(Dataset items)
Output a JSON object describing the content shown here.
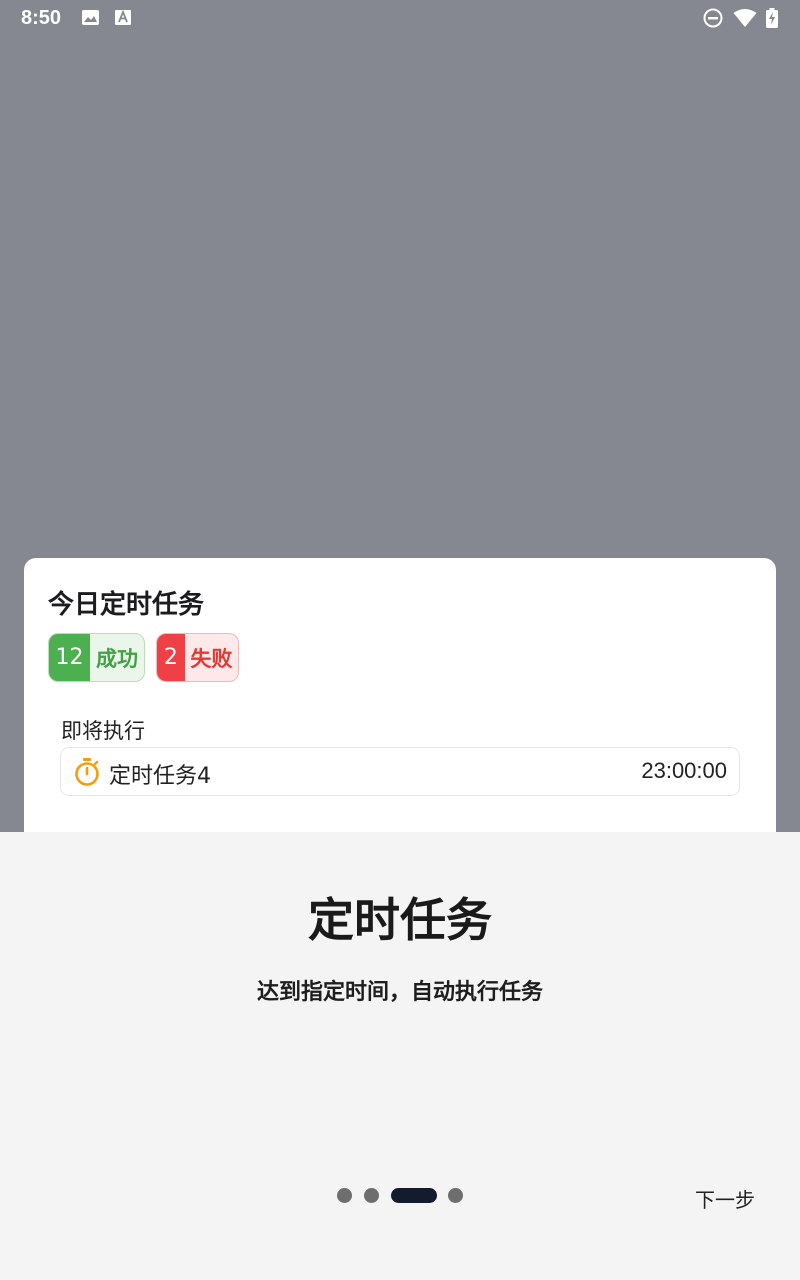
{
  "status_bar": {
    "time": "8:50"
  },
  "card": {
    "title": "今日定时任务",
    "success": {
      "count": "12",
      "label": "成功",
      "color": "#4caf50"
    },
    "fail": {
      "count": "2",
      "label": "失败",
      "color": "#ef4046"
    },
    "upcoming_label": "即将执行",
    "task": {
      "name": "定时任务4",
      "time": "23:00:00",
      "icon": "timer-icon",
      "icon_color": "#f39c12"
    }
  },
  "onboarding": {
    "title": "定时任务",
    "subtitle": "达到指定时间，自动执行任务",
    "page_indicator": {
      "total": 4,
      "current": 3
    },
    "next_label": "下一步"
  }
}
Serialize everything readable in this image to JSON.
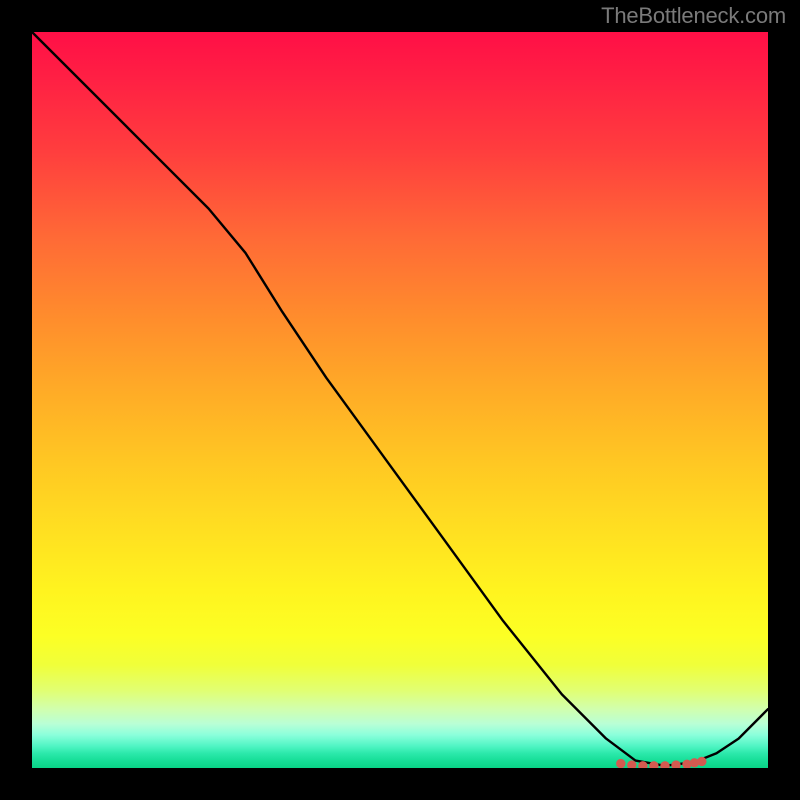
{
  "watermark": "TheBottleneck.com",
  "chart_data": {
    "type": "line",
    "title": "",
    "xlabel": "",
    "ylabel": "",
    "xlim": [
      0,
      100
    ],
    "ylim": [
      0,
      100
    ],
    "grid": false,
    "series": [
      {
        "name": "bottleneck-curve",
        "x": [
          0,
          8,
          16,
          24,
          29,
          34,
          40,
          48,
          56,
          64,
          72,
          78,
          82,
          86,
          90,
          93,
          96,
          100
        ],
        "y": [
          100,
          92,
          84,
          76,
          70,
          62,
          53,
          42,
          31,
          20,
          10,
          4,
          1,
          0.3,
          0.8,
          2,
          4,
          8
        ]
      }
    ],
    "markers": {
      "name": "optimal-cluster",
      "x": [
        80,
        81.5,
        83,
        84.5,
        86,
        87.5,
        89,
        90,
        91
      ],
      "y": [
        0.6,
        0.4,
        0.3,
        0.3,
        0.3,
        0.4,
        0.5,
        0.7,
        0.9
      ]
    },
    "gradient_stops": [
      {
        "pos": 0,
        "color": "#ff0f46"
      },
      {
        "pos": 50,
        "color": "#ffc623"
      },
      {
        "pos": 82,
        "color": "#fcff24"
      },
      {
        "pos": 100,
        "color": "#09d487"
      }
    ]
  }
}
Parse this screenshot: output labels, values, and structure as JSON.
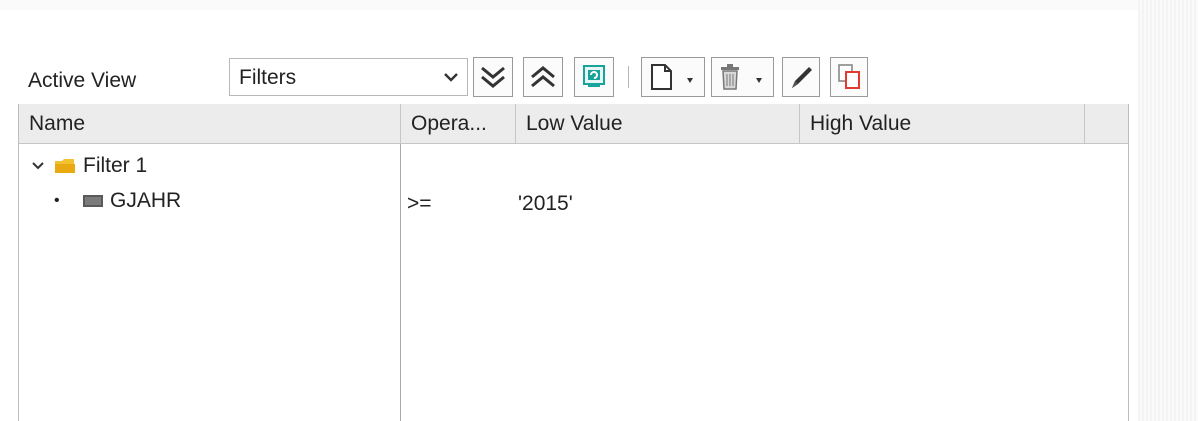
{
  "toolbar": {
    "active_view_label": "Active View",
    "view_select_value": "Filters"
  },
  "grid": {
    "headers": {
      "name": "Name",
      "operator": "Opera...",
      "low_value": "Low Value",
      "high_value": "High Value"
    },
    "tree": {
      "folder_label": "Filter 1",
      "field_label": "GJAHR"
    },
    "row": {
      "operator": ">=",
      "low_value": "'2015'",
      "high_value": ""
    }
  },
  "colors": {
    "folder": "#f2c232",
    "accent_teal": "#1aa39a",
    "accent_red": "#e23a2e",
    "header_bg": "#ececec"
  }
}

- EXERCISE INSTRUCTIONS: Restate the data above exactly, stripping out each image.

- OUTPUT:
Output a JSON object describing the content shown here.
{
  "status_bar": {
    "time": "8:50"
  },
  "card": {
    "title": "今日定时任务",
    "success": {
      "count": "12",
      "label": "成功",
      "color": "#4caf50"
    },
    "fail": {
      "count": "2",
      "label": "失败",
      "color": "#ef4046"
    },
    "upcoming_label": "即将执行",
    "task": {
      "name": "定时任务4",
      "time": "23:00:00",
      "icon": "timer-icon",
      "icon_color": "#f39c12"
    }
  },
  "onboarding": {
    "title": "定时任务",
    "subtitle": "达到指定时间，自动执行任务",
    "page_indicator": {
      "total": 4,
      "current": 3
    },
    "next_label": "下一步"
  }
}
Serialize everything readable in this image to JSON.
{
  "watermark": "TheBottleneck.com",
  "chart_data": {
    "type": "line",
    "title": "",
    "xlabel": "",
    "ylabel": "",
    "xlim": [
      0,
      100
    ],
    "ylim": [
      0,
      100
    ],
    "grid": false,
    "series": [
      {
        "name": "bottleneck-curve",
        "x": [
          0,
          8,
          16,
          24,
          29,
          34,
          40,
          48,
          56,
          64,
          72,
          78,
          82,
          86,
          90,
          93,
          96,
          100
        ],
        "y": [
          100,
          92,
          84,
          76,
          70,
          62,
          53,
          42,
          31,
          20,
          10,
          4,
          1,
          0.3,
          0.8,
          2,
          4,
          8
        ]
      }
    ],
    "markers": {
      "name": "optimal-cluster",
      "x": [
        80,
        81.5,
        83,
        84.5,
        86,
        87.5,
        89,
        90,
        91
      ],
      "y": [
        0.6,
        0.4,
        0.3,
        0.3,
        0.3,
        0.4,
        0.5,
        0.7,
        0.9
      ]
    },
    "gradient_stops": [
      {
        "pos": 0,
        "color": "#ff0f46"
      },
      {
        "pos": 50,
        "color": "#ffc623"
      },
      {
        "pos": 82,
        "color": "#fcff24"
      },
      {
        "pos": 100,
        "color": "#09d487"
      }
    ]
  }
}
Parse this screenshot: output labels, values, and structure as JSON.
{
  "toolbar": {
    "active_view_label": "Active View",
    "view_select_value": "Filters"
  },
  "grid": {
    "headers": {
      "name": "Name",
      "operator": "Opera...",
      "low_value": "Low Value",
      "high_value": "High Value"
    },
    "tree": {
      "folder_label": "Filter 1",
      "field_label": "GJAHR"
    },
    "row": {
      "operator": ">=",
      "low_value": "'2015'",
      "high_value": ""
    }
  },
  "colors": {
    "folder": "#f2c232",
    "accent_teal": "#1aa39a",
    "accent_red": "#e23a2e",
    "header_bg": "#ececec"
  }
}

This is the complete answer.